Below are the records; pull every line that includes "COVID".

>> Begin Input

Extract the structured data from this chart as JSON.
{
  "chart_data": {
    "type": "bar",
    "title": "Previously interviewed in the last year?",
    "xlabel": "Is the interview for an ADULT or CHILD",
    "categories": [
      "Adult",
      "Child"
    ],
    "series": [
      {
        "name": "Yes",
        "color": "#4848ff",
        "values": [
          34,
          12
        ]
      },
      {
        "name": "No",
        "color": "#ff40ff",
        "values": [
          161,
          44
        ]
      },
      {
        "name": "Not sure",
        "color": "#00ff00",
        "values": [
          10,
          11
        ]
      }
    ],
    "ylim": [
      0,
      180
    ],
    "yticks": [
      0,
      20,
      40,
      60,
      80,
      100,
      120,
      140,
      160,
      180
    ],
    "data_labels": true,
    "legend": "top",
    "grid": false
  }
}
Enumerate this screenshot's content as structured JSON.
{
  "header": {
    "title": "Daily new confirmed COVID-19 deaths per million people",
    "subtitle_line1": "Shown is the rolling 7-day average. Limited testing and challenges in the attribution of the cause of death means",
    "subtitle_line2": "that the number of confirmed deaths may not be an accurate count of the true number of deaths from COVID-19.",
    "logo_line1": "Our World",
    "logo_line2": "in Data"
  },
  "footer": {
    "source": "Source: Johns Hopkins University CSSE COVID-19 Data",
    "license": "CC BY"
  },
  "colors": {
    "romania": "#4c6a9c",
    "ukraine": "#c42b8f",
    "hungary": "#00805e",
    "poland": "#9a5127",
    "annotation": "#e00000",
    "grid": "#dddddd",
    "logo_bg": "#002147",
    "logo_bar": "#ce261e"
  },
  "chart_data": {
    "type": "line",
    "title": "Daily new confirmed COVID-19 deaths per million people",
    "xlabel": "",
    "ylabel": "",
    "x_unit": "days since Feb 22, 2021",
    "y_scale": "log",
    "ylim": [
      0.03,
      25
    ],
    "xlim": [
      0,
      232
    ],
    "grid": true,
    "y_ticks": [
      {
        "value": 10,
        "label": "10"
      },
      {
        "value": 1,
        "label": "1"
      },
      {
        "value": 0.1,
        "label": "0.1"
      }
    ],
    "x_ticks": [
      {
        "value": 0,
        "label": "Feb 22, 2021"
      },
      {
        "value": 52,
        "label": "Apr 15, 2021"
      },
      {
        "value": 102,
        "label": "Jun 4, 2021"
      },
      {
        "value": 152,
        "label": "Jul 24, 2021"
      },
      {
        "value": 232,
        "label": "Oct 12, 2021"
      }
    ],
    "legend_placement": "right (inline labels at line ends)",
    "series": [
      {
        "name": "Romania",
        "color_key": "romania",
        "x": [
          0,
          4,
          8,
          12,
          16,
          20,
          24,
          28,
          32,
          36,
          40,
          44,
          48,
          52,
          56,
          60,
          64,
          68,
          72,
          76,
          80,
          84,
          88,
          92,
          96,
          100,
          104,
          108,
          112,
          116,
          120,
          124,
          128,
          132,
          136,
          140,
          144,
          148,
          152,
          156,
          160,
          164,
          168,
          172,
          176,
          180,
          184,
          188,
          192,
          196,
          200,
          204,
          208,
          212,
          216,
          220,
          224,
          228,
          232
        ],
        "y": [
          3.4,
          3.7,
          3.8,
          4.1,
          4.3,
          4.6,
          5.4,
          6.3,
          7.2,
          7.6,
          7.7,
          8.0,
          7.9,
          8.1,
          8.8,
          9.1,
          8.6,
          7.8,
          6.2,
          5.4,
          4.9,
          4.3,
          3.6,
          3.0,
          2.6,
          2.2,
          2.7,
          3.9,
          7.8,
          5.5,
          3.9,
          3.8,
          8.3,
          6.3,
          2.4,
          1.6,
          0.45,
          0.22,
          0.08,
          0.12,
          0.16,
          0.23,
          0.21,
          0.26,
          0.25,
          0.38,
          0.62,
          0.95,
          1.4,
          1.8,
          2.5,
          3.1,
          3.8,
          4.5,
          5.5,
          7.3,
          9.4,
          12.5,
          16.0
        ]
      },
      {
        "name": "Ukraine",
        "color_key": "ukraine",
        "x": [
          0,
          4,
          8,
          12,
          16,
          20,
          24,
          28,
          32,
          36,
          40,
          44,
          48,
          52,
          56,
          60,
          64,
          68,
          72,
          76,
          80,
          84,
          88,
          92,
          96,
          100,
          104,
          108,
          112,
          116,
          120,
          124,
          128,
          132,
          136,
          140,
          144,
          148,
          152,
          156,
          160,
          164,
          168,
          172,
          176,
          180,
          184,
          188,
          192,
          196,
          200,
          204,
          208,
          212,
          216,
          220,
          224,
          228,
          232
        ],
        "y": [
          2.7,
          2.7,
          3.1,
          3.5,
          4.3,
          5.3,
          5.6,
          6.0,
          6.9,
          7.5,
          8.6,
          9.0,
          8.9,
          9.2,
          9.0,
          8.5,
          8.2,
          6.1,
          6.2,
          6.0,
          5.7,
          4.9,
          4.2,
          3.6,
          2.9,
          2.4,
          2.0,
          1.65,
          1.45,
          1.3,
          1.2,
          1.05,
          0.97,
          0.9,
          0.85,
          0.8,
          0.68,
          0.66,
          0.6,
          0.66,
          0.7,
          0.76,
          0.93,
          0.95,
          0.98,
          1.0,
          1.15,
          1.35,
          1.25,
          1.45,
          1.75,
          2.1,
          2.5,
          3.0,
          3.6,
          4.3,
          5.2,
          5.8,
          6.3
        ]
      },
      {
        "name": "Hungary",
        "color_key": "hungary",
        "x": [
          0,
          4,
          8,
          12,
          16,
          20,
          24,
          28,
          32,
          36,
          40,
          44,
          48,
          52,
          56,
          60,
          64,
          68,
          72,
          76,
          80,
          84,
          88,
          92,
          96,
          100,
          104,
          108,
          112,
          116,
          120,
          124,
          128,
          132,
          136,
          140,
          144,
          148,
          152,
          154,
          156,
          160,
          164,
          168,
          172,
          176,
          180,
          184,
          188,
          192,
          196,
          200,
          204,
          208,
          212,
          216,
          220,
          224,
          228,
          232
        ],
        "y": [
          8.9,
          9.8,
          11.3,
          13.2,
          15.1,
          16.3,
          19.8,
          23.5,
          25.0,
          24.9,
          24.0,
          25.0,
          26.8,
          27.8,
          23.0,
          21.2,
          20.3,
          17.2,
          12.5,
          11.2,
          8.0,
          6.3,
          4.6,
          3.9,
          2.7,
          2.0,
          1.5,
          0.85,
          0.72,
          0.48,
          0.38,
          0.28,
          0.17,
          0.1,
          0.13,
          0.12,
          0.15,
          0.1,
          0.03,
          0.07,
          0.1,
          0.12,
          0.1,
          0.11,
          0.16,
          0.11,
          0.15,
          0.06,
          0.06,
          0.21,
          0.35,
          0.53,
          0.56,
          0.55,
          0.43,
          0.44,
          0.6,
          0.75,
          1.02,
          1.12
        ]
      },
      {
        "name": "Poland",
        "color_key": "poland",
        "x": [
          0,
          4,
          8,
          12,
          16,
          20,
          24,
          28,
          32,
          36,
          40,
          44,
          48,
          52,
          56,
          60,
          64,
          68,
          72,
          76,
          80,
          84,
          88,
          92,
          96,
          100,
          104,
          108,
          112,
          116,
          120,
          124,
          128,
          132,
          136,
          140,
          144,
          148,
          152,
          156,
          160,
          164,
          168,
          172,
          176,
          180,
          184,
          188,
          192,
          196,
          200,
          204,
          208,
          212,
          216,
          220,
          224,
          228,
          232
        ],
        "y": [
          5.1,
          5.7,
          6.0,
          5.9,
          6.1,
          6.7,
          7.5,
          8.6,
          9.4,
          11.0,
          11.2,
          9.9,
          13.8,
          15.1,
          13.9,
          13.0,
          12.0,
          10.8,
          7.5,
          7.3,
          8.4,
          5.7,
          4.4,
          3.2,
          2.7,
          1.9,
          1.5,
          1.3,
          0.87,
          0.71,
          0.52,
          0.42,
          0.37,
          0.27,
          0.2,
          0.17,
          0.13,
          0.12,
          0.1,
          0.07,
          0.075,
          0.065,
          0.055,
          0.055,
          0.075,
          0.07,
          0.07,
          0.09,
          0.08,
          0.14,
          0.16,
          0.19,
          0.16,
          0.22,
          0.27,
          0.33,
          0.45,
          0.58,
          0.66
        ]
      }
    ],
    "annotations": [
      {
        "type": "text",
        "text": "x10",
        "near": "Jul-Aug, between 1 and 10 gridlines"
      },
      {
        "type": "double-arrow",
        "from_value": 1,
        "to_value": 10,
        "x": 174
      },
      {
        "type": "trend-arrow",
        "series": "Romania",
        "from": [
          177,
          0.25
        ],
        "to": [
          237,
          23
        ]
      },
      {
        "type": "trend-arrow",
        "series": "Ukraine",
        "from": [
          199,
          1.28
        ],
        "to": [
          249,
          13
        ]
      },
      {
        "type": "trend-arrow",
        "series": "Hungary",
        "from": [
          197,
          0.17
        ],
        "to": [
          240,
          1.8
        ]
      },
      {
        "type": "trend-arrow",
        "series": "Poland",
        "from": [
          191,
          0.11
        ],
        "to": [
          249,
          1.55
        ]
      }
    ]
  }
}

>> End Input

Reply to the task
    "title": "Daily new confirmed COVID-19 deaths per million people",
    "subtitle_line2": "that the number of confirmed deaths may not be an accurate count of the true number of deaths from COVID-19.",
    "source": "Source: Johns Hopkins University CSSE COVID-19 Data",
    "title": "Daily new confirmed COVID-19 deaths per million people",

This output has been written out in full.